▸ **Items from a dataset**
● ● ● ● ●

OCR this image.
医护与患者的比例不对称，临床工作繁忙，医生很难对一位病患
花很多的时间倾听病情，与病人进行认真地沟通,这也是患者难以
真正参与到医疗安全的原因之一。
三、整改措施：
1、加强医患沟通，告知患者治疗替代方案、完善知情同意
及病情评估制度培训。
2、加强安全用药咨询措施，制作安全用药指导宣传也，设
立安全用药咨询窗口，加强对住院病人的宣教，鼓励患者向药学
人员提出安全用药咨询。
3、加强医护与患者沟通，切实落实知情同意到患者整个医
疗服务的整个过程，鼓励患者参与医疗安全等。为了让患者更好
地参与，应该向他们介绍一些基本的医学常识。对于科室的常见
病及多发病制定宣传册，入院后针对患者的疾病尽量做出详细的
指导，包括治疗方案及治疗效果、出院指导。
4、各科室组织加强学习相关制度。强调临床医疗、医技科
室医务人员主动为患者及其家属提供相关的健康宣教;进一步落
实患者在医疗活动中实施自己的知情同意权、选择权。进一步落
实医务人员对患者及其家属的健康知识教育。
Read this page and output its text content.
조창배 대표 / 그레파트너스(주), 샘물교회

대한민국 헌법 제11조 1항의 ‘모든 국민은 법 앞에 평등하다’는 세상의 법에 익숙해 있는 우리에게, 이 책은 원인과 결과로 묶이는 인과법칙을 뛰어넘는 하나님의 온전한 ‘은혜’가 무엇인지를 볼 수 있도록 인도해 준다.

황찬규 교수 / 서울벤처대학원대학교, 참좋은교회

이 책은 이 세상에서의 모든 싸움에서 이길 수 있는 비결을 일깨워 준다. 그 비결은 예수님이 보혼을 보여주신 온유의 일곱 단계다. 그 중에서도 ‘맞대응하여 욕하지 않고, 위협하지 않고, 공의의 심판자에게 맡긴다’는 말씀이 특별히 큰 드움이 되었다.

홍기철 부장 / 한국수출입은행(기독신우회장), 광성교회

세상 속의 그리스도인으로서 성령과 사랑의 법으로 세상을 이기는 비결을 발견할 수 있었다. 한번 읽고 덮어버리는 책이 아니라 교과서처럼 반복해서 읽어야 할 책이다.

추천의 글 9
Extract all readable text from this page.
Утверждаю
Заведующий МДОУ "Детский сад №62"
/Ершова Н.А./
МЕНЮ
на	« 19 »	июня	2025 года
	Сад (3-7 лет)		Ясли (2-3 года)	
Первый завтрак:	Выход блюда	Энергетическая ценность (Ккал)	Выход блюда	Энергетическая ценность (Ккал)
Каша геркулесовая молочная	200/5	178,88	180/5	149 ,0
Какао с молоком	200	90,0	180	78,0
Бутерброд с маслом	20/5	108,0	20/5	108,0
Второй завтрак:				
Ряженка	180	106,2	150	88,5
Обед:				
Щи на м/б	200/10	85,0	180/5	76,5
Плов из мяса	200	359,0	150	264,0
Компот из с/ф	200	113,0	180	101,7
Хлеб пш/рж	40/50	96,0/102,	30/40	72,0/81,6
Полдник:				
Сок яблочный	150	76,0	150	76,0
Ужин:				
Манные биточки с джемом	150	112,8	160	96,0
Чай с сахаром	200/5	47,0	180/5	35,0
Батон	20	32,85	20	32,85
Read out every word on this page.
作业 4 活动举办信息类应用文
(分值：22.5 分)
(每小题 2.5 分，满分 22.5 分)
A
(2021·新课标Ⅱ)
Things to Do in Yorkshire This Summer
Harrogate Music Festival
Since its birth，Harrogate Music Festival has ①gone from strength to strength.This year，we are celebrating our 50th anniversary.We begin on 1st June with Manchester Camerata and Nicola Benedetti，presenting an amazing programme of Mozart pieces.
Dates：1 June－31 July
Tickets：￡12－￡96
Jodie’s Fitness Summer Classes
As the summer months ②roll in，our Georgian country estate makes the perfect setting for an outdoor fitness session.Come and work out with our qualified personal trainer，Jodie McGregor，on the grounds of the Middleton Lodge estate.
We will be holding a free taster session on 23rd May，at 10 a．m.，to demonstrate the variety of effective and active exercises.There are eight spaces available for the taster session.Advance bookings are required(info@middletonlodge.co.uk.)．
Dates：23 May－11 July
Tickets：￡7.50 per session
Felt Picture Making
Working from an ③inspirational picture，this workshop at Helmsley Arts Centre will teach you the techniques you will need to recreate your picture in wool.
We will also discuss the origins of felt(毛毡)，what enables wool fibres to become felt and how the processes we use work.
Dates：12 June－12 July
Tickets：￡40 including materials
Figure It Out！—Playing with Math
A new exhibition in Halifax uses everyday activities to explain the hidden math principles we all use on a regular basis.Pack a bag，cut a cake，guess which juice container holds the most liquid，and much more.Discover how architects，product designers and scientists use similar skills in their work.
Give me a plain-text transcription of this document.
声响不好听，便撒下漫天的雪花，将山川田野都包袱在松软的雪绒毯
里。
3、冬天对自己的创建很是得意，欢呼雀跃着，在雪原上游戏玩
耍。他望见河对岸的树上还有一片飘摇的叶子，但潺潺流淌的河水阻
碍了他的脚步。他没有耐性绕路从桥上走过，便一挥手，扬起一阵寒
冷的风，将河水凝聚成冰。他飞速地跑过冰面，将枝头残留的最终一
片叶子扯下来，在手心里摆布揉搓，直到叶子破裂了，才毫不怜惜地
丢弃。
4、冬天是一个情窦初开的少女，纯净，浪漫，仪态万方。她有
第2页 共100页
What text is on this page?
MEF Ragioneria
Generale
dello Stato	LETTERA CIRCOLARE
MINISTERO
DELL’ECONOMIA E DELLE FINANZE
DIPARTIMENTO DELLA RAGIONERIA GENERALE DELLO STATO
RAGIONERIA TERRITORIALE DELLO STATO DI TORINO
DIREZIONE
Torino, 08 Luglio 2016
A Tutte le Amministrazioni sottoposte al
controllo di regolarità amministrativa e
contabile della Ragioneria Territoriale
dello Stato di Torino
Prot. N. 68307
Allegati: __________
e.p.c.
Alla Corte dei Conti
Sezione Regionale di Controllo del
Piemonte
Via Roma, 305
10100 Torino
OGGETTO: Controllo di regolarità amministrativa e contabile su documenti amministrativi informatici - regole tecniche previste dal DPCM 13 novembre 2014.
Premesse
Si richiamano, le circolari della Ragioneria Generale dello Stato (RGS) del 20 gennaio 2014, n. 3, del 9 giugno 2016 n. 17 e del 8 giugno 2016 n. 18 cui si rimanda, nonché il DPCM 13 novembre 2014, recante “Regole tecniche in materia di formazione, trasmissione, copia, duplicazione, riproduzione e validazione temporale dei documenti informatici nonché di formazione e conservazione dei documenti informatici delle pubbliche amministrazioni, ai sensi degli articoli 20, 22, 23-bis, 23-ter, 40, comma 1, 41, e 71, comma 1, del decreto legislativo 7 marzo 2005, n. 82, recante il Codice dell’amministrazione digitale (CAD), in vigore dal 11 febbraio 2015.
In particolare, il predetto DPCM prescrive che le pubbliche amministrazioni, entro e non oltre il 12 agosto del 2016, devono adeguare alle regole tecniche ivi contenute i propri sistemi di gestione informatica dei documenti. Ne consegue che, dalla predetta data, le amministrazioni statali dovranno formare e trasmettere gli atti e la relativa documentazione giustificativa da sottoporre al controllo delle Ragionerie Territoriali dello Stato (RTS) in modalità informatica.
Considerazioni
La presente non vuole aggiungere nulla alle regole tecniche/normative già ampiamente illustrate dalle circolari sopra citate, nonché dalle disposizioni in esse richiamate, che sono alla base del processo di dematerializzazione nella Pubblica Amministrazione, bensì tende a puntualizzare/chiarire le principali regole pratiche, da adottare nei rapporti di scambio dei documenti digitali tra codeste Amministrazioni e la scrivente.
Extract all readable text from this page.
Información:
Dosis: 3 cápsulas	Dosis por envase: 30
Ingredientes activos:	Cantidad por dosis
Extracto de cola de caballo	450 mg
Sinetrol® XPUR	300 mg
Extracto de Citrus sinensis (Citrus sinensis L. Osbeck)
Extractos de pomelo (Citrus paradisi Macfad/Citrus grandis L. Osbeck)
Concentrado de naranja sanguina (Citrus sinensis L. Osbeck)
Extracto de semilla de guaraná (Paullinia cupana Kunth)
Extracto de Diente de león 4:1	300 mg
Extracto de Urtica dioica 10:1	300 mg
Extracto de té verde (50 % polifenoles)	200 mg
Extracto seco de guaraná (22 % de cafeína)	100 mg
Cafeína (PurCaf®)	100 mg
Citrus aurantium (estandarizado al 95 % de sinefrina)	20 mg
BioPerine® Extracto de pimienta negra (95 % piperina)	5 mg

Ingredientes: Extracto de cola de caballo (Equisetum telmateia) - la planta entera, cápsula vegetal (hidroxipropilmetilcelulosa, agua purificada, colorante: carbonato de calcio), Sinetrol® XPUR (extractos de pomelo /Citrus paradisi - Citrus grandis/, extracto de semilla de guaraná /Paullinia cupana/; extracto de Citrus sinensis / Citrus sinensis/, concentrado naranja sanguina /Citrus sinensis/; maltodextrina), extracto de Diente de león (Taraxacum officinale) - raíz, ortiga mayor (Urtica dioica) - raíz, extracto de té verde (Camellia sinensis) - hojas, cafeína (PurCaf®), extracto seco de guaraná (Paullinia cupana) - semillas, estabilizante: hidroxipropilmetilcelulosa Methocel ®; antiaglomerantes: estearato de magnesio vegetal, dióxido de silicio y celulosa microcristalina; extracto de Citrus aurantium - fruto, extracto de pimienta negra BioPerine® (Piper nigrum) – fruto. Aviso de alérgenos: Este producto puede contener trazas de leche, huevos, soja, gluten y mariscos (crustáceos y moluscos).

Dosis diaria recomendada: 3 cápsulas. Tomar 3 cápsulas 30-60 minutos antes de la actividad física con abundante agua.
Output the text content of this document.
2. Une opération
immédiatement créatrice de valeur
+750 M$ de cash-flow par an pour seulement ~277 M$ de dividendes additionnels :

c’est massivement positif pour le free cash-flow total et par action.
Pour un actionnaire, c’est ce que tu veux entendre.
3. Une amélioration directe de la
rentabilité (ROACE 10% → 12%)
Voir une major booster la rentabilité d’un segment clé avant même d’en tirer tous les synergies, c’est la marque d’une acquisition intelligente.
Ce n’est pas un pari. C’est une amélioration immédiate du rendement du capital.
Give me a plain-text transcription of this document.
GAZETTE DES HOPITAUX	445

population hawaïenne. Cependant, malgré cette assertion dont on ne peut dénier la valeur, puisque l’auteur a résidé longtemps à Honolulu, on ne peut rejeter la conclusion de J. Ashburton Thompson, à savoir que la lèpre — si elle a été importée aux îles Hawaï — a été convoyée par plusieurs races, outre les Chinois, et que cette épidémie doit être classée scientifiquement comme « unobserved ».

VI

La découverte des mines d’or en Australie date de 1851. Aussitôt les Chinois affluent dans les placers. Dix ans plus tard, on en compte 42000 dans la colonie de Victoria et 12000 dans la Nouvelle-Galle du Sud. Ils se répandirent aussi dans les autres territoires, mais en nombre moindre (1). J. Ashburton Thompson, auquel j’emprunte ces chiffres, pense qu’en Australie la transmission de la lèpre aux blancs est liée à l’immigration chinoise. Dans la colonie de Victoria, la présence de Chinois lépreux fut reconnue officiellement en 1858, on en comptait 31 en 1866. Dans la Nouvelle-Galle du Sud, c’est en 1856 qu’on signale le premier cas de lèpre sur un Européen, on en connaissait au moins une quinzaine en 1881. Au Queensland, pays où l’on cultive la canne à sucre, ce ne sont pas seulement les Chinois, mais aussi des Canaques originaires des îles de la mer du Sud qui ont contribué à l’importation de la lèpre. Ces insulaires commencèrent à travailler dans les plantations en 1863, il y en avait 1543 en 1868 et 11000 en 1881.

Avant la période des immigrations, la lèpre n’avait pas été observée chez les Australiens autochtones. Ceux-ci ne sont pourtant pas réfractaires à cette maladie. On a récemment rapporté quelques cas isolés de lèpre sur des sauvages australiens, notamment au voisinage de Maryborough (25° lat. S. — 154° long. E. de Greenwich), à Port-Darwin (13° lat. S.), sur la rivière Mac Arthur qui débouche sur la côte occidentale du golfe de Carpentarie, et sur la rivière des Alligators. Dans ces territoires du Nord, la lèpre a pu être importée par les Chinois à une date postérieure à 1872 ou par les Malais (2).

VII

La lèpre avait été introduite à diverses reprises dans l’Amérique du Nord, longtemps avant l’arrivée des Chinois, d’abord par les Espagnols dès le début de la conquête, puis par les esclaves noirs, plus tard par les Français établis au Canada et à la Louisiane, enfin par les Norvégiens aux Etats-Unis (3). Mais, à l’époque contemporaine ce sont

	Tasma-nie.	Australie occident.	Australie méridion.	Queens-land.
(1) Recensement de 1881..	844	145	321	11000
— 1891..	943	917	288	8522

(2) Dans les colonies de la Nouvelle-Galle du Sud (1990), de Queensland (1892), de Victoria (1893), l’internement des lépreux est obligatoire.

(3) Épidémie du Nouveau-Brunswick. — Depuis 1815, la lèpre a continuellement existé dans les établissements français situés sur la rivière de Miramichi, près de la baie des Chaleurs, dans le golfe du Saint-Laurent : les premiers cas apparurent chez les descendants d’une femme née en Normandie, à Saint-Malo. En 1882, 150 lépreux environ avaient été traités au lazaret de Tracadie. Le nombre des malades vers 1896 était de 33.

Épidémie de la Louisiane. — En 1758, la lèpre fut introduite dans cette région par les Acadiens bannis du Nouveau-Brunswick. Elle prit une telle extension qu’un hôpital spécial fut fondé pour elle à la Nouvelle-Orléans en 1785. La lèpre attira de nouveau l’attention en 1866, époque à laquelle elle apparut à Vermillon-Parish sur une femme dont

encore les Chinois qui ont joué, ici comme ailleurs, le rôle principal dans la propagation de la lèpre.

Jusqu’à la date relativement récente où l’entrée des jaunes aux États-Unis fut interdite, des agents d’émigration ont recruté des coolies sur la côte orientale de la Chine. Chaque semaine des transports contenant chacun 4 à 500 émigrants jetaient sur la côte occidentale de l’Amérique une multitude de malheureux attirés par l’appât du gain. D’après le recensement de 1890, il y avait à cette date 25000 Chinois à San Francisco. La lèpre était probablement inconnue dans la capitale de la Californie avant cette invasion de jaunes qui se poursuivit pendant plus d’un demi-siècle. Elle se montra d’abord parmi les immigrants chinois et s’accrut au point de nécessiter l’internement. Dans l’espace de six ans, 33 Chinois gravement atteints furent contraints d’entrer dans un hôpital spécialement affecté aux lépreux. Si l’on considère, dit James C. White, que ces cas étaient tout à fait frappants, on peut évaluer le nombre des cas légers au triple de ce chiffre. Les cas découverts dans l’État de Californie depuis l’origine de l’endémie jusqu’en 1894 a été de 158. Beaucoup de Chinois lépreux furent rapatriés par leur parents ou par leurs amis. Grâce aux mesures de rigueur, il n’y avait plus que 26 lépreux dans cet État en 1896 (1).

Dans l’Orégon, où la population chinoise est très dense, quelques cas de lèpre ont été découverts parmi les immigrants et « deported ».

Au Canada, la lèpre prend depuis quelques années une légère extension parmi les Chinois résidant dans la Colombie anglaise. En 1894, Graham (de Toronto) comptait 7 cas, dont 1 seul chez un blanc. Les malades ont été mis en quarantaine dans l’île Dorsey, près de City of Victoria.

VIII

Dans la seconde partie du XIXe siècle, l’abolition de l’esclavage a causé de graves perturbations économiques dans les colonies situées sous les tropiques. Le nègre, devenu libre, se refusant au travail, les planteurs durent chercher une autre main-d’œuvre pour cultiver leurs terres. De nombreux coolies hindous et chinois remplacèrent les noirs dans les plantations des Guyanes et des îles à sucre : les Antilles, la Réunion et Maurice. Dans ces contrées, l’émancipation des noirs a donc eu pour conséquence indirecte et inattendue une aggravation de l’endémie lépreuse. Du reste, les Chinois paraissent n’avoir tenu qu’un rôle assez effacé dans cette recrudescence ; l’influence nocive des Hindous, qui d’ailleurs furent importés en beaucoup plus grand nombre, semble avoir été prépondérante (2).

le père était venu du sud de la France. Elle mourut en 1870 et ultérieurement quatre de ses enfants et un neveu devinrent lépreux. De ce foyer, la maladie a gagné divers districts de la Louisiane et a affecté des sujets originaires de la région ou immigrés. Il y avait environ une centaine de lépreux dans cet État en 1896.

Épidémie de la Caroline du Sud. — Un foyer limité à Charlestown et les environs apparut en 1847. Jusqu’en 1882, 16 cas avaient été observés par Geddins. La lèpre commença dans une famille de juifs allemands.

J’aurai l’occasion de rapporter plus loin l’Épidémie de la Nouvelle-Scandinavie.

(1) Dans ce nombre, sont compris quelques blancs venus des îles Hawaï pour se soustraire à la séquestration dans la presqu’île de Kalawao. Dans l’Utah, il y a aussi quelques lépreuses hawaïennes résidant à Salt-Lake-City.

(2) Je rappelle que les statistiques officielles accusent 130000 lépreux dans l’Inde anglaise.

● ● ● ● ●

▸ **Job**
Search the listing for the word "circolari". Copy every line in which it occurs.

▸ **Worked solution**
Si richiamano, le circolari della Ragioneria Generale dello Stato (RGS) del 20 gennaio 2014, n. 3, del 9 giugno 2016 n. 17 e del 8 giugno 2016 n. 18 cui si rimanda, nonché il DPCM 13 novembre 2014, recante “Regole tecniche in materia di formazione, trasmissione, copia, duplicazione, riproduzione e validazione temporale dei documenti informatici nonché di formazione e conservazione dei documenti informatici delle pubbliche amministrazioni, ai sensi degli articoli 20, 22, 23-bis, 23-ter, 40, comma 1, 41, e 71, comma 1, del decreto legislativo 7 marzo 2005, n. 82, recante il Codice dell’amministrazione digitale (CAD), in vigore dal 11 febbraio 2015.
La presente non vuole aggiungere nulla alle regole tecniche/normative già ampiamente illustrate dalle circolari sopra citate, nonché dalle disposizioni in esse richiamate, che sono alla base del processo di dematerializzazione nella Pubblica Amministrazione, bensì tende a puntualizzare/chiarire le principali regole pratiche, da adottare nei rapporti di scambio dei documenti digitali tra codeste Amministrazioni e la scrivente.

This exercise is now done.